◆ **SELECTED TEXT**
▬▬▬▬▬▬

I once bought an expensive ($130 Canadian) toy from Japan. I paid for registered mail, I believe. And I didn't have to pay a single penny in taxes or brokerage or ANYTHING at the post office! WOOWOO!

But a day or two earlier, I had bought another toy from a retailer in California, and begged them to ship it regular USPS mail. I think they shipped it priority, because it's insured. I had to pay just under $20 in taxes, but that's still better than paying UPS and FedEx something truly ridiculous.

I'm glad to know I'm not the only person who's been screwed around with import charges. I HATE IMPORT CHARGES!


----------



## CanadaRAM (Jul 24, 2005)

Best answer in this thread... BUY CANADIAN!


----------



## Zeus (May 1, 2005)

I collect watches. The types of fees that you talk about would be welcome on my end. Customs taxes imported watches at 30% (pst/gst/duty/excise) and also assesses things based on crazy CDN retail prices (which are higher than the USA/EU/Asia/etc.). Regardless if you buy at a discount or not. Years ago I could receive high end watches duty free. They simply didn't bother checking. Now, they check everything and even parcels from the USA take 2 to 3 weeks to get here due to customs delays. Moral of the story ... buy CDN whenever possible.

The sad thing is that too often CDN retailers (or wholesalers maybe) take advantage and try to squeeze out extortionist prices on their products. Some of the prices I've seen for RAM and Mac peripherals from out noted Mac vendors in Toronto are really pushing things IMO.


----------



## mycatsnameis (Mar 3, 2000)

Zeus said:


> The sad thing is that too often CDN retailers (or wholesalers maybe) take advantage and try to squeeze out extortionist prices on their products. Some of the prices I've seen for RAM and Mac peripherals from out noted Mac vendors in Toronto are really pushing things IMO.


I have a feeling that the reason for that is that they have to pay the same exhorbitant brokerage fees that we do too.


----------



## kps (May 4, 2003)

When I use FedEx, I use FedEx *Express* and I've never been charged more than $7.00 for processing. I could be wrong, but I think brokerage fees are included in the price of an *Express* shipment. The R.O.D clearly states, *processing fee*.

FedEx *Ground* is a separate service and in direct competition with UPS, so I'm not surprised they'd charge those ridiculous brokerage fees. I've been painfully hit by UPS on several occasions. I never used FedEx Ground.

I agree with CanadaRAM, if you can get it locally, do so. If you can't, use the mail services.


----------



## speckledmind (Jan 12, 2005)

kps said:


> When I use FedEx, I use FedEx *Express*


A few things on " FedEx *Express* "
" - " very expensive : (
" + " They will pick up same day at your door


----------



## satchmo (May 26, 2005)

CanadaRAM said:


> Best answer in this thread... BUY CANADIAN!

▬▬▬▬▬▬

[Some records]
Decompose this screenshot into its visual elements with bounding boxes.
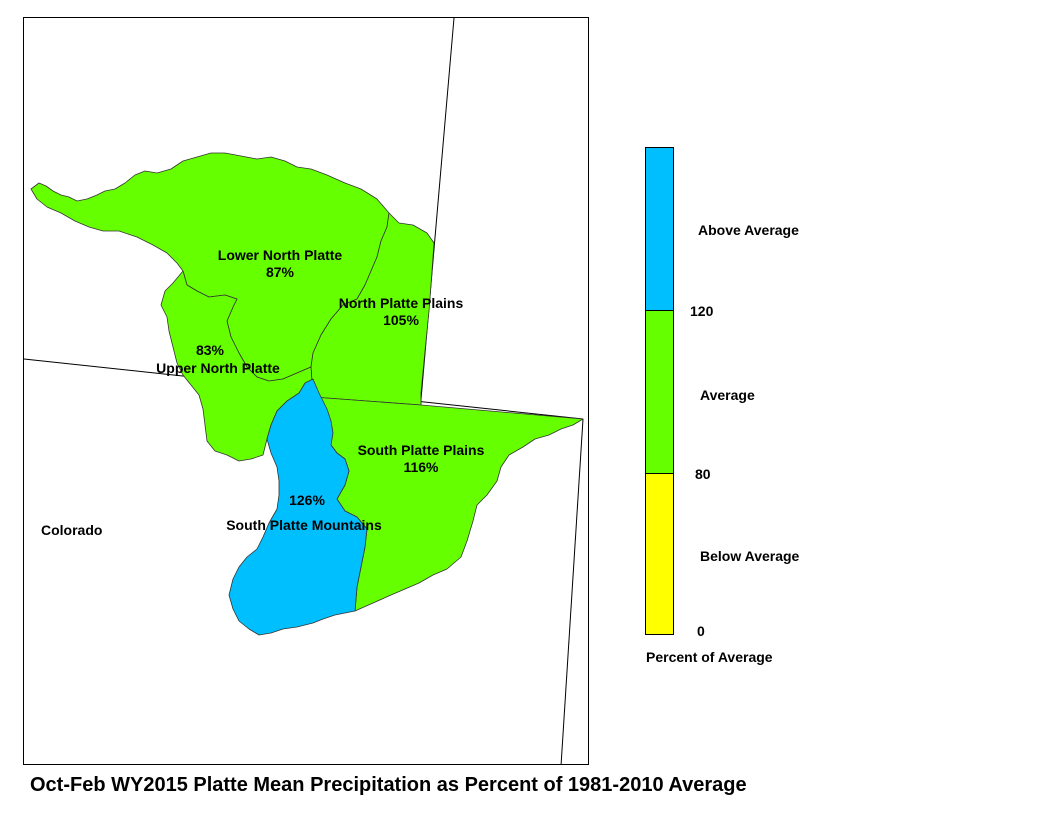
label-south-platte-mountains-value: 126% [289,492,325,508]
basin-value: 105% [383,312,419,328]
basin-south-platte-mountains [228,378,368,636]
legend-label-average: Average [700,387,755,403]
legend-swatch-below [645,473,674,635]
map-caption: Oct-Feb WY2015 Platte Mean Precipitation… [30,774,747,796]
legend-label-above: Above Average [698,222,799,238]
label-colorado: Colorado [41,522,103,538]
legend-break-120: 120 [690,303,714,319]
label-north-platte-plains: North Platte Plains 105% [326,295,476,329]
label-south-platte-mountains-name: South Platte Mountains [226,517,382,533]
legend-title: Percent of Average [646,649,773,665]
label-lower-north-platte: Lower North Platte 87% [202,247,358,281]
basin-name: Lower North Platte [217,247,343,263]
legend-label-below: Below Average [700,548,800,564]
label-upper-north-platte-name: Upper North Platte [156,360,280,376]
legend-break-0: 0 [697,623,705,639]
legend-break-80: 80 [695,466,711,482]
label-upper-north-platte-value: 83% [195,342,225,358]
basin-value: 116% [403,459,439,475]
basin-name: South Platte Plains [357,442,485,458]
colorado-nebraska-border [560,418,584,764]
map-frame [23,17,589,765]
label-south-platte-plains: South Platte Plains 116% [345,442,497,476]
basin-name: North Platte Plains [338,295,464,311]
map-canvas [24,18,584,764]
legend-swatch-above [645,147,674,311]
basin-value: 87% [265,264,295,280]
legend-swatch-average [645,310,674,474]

▬▬▬▬▬▬

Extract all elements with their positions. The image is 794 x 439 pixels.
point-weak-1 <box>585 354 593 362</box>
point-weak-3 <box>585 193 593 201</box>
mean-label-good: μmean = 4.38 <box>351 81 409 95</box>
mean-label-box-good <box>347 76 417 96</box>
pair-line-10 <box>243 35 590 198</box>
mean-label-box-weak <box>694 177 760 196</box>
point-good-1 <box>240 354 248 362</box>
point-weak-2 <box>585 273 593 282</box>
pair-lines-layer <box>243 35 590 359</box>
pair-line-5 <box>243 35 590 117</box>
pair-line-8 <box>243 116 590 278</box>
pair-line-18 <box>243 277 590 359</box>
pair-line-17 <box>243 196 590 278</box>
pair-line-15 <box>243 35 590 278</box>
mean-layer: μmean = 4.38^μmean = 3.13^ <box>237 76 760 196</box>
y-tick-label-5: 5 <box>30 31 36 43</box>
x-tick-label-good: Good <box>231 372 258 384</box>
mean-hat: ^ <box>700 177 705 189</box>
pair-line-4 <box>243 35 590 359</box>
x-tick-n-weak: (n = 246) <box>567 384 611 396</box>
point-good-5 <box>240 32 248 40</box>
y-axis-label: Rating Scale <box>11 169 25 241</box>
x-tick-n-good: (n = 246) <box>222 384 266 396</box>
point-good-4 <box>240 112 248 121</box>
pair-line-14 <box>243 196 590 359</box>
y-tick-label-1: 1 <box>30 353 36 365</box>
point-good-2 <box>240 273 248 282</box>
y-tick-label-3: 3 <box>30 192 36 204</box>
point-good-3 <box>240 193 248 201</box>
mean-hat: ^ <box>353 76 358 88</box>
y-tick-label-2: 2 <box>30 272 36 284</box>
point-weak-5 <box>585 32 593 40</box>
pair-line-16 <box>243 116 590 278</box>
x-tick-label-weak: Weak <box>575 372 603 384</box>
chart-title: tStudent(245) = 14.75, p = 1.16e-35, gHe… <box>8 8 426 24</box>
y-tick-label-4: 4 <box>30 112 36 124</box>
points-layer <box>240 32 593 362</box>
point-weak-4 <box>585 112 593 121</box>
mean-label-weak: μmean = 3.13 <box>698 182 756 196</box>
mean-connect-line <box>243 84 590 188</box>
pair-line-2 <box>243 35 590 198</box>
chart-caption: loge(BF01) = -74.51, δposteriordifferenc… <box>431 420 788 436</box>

▬▬▬▬▬▬

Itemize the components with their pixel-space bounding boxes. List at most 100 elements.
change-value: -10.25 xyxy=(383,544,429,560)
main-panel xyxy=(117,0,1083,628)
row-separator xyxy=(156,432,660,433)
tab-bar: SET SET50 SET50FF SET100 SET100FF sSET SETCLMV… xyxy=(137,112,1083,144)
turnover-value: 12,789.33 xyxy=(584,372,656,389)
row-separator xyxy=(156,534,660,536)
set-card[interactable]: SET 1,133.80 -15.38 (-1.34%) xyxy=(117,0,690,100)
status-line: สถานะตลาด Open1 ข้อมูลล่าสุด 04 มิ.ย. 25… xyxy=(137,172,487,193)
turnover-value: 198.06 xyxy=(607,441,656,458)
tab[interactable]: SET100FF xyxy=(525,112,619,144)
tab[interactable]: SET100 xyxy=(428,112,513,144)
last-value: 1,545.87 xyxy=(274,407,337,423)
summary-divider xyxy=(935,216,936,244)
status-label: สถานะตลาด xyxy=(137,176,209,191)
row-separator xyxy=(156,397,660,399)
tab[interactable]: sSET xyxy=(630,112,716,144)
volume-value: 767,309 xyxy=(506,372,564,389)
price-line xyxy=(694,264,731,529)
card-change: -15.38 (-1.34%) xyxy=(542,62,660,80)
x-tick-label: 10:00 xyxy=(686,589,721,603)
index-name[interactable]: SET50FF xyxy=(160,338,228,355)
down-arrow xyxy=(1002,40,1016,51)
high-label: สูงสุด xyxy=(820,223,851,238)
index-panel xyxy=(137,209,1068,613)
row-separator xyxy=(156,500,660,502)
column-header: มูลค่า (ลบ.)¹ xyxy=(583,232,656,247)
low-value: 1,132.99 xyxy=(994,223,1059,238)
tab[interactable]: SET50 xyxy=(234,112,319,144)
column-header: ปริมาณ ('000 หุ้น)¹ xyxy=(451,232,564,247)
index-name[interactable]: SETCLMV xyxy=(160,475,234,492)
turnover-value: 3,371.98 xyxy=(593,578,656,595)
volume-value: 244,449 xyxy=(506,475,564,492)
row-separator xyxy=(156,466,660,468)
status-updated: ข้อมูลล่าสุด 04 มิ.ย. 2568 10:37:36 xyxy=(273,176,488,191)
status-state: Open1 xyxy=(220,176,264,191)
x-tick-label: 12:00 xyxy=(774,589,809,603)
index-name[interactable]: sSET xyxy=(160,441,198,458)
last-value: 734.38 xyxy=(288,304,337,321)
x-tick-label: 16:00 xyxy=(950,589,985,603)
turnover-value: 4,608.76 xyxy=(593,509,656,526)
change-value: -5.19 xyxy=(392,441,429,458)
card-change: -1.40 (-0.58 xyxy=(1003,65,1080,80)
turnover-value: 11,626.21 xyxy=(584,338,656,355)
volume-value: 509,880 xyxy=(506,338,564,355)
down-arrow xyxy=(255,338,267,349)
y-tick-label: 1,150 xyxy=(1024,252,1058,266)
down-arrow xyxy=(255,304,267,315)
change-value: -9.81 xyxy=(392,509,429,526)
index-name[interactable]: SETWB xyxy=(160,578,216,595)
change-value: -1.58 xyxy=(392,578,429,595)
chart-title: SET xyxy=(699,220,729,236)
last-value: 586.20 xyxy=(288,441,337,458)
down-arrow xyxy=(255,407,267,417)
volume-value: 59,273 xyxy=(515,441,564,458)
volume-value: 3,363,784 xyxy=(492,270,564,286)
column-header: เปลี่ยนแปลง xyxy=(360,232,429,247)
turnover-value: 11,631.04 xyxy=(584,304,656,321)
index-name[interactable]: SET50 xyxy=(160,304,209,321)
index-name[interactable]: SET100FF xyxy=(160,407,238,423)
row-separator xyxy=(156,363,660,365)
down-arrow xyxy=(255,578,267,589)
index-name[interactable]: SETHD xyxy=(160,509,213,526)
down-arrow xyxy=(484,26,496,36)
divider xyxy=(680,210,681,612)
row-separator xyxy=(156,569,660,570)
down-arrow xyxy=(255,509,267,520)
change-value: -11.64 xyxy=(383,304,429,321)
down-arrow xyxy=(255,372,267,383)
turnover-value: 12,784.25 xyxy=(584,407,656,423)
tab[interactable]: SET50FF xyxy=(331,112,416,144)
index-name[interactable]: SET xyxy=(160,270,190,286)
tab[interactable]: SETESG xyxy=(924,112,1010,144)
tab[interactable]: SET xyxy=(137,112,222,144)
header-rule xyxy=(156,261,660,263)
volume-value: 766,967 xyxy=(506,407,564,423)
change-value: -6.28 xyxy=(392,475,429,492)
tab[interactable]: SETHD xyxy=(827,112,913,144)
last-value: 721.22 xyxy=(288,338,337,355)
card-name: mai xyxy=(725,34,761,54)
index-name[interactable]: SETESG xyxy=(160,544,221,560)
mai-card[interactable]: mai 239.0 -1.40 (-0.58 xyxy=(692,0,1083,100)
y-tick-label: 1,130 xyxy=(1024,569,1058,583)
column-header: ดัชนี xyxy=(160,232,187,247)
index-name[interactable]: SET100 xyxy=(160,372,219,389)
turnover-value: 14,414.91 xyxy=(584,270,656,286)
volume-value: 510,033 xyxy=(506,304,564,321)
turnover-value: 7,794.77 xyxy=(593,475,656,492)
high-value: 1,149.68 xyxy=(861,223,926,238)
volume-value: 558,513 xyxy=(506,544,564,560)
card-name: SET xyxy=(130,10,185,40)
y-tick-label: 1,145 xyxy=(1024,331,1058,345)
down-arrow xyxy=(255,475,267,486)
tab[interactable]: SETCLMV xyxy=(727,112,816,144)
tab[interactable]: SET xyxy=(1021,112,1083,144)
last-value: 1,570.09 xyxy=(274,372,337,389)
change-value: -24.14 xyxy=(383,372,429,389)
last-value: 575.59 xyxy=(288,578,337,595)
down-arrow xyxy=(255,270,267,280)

▬▬▬▬▬▬

◆ **TASK TO COMPLETE**
Answer from the import-charges thread:
(a) What did the toy bought from Japan cost?
(b) At what rate does Zeus say customs taxes imported watches?
(c) What is the most kps has ever been charged for processing with FedEx Express?

◆ **TASK RESPONSE**
(a) $130 Canadian
(b) 30%
(c) $7.00